▶ _WHAT YOU ARE ASKED TO DO_
Line count for the string "Summary": give the number of lines in the data below that contain it, and nothing more.

▶ _RECORDED INFORMATION_

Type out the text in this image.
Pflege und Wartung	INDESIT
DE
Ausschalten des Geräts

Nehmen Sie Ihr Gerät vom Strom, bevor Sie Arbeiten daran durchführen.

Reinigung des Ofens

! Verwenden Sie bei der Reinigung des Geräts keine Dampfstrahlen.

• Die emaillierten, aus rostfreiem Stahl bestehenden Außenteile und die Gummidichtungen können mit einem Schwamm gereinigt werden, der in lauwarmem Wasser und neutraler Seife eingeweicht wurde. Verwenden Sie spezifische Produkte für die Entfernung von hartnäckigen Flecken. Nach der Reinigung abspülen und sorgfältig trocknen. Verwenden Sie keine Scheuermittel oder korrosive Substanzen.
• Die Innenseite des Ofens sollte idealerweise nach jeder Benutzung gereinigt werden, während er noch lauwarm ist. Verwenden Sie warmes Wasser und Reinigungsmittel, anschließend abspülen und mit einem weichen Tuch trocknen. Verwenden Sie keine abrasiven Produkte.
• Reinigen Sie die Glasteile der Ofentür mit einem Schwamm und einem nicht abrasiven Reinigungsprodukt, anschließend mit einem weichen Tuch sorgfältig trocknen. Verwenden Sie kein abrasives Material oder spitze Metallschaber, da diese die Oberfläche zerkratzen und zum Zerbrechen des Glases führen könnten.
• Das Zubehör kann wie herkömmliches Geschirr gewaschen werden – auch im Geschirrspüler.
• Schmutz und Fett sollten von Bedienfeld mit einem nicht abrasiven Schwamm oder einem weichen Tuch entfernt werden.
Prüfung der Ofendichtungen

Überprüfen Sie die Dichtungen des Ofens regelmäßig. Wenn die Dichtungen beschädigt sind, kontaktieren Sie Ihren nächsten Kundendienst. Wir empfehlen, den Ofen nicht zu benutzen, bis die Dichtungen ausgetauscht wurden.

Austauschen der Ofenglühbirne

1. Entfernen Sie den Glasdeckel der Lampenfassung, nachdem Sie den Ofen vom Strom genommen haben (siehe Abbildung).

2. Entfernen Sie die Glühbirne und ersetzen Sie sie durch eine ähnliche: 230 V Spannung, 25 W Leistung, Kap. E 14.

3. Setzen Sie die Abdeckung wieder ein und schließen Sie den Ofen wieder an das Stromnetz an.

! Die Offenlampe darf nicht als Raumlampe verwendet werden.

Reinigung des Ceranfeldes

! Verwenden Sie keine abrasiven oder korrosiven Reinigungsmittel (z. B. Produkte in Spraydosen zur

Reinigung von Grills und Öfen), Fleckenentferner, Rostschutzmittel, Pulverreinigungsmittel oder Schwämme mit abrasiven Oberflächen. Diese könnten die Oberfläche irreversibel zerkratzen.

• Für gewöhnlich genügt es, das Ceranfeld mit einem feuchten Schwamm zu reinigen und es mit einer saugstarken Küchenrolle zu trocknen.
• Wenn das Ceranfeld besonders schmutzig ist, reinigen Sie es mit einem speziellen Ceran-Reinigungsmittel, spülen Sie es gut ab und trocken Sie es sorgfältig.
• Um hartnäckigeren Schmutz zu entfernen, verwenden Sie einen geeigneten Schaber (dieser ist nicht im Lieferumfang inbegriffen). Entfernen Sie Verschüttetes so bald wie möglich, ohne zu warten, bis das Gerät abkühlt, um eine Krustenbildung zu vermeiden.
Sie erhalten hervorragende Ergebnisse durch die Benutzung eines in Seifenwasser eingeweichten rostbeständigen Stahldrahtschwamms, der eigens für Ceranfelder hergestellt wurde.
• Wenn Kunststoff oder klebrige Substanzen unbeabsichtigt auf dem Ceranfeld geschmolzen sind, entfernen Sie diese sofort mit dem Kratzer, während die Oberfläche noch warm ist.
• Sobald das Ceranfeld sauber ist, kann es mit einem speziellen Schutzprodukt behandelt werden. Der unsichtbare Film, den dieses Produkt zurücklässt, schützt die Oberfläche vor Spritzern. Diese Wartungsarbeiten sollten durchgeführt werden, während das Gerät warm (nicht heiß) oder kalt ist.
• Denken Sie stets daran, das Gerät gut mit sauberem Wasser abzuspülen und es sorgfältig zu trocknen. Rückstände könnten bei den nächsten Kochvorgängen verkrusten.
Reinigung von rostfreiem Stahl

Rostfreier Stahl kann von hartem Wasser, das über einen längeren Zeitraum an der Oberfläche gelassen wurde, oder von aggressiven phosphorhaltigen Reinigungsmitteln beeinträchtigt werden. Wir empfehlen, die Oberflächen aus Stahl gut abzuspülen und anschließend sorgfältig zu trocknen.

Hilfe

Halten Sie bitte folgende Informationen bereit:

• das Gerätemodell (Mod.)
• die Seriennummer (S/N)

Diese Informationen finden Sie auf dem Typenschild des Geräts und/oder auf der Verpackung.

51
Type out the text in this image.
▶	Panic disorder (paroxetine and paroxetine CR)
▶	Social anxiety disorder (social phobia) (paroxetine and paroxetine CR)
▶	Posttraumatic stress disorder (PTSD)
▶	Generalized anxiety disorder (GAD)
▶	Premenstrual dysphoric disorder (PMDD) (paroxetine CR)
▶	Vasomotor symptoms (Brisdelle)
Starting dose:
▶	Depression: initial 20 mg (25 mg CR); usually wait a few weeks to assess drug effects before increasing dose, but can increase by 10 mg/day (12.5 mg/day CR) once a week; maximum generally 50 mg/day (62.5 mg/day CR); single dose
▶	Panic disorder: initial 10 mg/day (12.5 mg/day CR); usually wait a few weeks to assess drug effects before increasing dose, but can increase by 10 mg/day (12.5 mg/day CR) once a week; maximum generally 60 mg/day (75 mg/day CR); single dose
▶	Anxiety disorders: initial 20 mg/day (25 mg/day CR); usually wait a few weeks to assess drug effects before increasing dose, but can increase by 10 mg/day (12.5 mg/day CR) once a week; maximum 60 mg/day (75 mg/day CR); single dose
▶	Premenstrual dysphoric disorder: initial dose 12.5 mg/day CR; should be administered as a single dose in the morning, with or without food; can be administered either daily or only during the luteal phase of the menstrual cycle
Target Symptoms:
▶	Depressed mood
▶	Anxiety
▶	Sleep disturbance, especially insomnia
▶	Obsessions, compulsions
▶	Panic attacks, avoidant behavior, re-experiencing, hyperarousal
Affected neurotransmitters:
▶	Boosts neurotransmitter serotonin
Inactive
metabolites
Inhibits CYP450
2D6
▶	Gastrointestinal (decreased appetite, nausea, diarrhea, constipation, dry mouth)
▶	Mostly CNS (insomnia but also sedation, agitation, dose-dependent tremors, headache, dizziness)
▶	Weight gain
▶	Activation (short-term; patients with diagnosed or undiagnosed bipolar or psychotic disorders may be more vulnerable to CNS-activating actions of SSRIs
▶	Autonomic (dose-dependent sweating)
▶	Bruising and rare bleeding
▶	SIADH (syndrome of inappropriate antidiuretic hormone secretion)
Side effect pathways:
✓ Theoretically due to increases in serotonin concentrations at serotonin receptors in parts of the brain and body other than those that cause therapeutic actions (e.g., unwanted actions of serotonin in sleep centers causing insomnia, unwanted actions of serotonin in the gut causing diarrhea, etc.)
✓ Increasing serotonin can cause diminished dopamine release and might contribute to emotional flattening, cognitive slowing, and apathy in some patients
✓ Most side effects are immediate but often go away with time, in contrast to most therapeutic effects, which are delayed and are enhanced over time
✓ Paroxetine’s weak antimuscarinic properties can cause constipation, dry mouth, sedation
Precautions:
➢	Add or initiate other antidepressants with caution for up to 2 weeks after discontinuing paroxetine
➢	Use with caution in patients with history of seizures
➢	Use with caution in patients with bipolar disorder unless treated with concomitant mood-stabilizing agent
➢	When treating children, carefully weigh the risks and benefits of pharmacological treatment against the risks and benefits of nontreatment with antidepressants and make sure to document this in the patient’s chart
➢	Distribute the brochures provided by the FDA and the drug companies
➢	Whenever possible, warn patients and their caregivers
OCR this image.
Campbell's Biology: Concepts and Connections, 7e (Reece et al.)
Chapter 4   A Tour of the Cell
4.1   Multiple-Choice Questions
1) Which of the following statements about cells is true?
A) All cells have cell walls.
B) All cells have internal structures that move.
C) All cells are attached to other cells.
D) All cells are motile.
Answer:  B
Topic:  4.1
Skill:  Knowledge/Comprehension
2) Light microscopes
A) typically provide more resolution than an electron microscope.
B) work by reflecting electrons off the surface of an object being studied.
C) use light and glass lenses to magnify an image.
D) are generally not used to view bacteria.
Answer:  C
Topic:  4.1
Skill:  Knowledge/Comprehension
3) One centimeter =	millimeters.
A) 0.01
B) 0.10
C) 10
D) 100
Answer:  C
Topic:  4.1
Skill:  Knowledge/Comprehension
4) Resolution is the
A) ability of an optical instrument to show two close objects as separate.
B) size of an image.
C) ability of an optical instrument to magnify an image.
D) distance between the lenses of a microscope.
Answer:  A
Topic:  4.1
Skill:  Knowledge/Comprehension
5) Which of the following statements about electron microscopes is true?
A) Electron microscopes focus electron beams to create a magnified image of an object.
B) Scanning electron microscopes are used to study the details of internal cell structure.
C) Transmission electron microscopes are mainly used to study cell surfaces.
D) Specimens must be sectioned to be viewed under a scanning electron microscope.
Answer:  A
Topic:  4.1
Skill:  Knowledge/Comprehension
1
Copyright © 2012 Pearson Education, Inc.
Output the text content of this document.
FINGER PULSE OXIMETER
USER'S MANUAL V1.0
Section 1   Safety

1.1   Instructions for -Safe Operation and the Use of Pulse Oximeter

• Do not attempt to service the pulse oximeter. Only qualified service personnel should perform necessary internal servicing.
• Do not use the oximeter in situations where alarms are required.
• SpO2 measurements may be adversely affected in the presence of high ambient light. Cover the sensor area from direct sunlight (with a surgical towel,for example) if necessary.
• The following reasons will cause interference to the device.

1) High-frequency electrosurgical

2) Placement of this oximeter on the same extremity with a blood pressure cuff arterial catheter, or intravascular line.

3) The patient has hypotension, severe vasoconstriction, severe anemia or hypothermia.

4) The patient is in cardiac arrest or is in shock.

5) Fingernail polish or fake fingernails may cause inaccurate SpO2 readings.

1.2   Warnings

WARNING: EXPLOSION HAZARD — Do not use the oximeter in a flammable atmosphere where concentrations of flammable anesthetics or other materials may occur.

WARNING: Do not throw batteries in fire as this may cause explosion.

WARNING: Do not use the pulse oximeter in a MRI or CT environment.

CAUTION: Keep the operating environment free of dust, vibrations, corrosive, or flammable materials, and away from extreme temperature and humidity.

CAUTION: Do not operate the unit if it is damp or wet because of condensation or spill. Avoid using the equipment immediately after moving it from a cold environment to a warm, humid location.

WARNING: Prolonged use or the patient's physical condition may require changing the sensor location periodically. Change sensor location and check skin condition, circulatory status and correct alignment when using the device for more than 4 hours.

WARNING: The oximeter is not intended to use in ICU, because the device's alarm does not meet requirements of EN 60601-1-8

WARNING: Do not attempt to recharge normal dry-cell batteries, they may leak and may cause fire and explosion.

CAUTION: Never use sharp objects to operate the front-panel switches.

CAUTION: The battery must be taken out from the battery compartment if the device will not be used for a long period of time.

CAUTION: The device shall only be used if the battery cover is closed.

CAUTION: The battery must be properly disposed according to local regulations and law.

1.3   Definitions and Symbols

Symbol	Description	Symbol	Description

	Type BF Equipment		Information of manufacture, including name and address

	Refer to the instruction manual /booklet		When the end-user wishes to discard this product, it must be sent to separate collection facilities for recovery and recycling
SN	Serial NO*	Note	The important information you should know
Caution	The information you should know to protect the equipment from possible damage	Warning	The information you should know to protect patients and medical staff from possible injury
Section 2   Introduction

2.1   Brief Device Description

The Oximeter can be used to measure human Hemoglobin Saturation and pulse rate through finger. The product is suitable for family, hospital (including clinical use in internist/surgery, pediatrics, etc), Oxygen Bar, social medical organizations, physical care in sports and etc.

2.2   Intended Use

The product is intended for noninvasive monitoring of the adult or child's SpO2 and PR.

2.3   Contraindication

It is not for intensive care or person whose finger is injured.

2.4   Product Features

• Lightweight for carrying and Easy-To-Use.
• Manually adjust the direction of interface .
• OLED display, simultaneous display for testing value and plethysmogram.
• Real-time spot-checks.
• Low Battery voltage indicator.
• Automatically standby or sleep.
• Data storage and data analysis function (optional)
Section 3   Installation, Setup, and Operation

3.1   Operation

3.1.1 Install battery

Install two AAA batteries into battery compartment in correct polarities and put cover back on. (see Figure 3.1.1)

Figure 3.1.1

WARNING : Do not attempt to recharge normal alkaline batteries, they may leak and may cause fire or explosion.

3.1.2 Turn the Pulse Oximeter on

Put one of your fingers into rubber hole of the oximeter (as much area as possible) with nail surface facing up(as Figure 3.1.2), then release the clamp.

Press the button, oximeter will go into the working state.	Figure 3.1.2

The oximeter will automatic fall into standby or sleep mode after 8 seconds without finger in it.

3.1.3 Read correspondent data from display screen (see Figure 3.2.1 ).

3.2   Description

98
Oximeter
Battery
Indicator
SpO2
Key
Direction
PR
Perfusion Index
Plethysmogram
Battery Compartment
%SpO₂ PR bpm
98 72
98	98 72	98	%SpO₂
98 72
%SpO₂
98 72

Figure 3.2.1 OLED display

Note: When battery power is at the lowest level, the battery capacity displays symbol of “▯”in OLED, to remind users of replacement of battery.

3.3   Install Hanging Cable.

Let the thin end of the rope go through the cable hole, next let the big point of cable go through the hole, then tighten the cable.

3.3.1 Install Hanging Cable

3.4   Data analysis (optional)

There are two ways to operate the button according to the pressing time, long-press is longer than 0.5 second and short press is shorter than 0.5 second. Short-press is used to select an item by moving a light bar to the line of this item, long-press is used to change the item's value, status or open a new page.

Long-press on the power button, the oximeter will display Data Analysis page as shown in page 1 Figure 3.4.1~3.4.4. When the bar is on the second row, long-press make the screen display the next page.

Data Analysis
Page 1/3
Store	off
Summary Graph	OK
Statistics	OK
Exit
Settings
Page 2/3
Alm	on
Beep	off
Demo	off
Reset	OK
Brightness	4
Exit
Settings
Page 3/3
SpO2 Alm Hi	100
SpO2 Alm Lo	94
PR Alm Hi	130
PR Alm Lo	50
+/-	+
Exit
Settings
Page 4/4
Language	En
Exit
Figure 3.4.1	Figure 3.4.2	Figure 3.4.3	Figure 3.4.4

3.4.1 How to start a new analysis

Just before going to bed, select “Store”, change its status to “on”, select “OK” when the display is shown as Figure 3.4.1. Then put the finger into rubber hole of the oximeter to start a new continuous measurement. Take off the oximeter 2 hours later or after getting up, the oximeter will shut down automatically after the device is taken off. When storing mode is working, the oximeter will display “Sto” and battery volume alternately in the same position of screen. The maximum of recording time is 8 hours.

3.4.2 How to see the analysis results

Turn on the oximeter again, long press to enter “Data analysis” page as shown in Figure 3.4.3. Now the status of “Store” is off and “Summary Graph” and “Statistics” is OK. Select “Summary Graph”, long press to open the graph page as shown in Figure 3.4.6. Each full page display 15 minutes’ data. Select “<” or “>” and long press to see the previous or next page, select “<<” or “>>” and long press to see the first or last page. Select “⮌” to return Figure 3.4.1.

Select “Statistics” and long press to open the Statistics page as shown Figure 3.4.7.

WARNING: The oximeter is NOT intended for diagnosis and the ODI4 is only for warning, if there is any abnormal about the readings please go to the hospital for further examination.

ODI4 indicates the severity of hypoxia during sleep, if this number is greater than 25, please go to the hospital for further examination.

▶ _RESPONSE TO THIS TASK_
2